REQUIREMENT: Type out all the records word for word. Any pictures are to be left out.
** start of INPUT RECORDS **
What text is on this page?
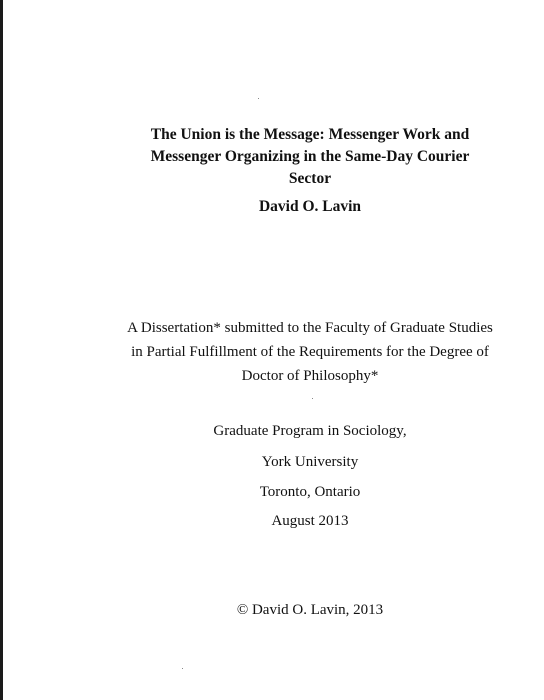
The Union is the Message: Messenger Work and Messenger Organizing in the Same-Day Courier Sector
David O. Lavin
A Dissertation* submitted to the Faculty of Graduate Studies in Partial Fulfillment of the Requirements for the Degree of Doctor of Philosophy*
Graduate Program in Sociology,
York University
Toronto, Ontario
August 2013
© David O. Lavin, 2013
** end of INPUT RECORDS **
THE COMPLETED TASK:
What text is on this page?
The Union is the Message: Messenger Work and Messenger Organizing in the Same-Day Courier Sector
David O. Lavin
A Dissertation* submitted to the Faculty of Graduate Studies in Partial Fulfillment of the Requirements for the Degree of Doctor of Philosophy*
Graduate Program in Sociology,
York University
Toronto, Ontario
August 2013
© David O. Lavin, 2013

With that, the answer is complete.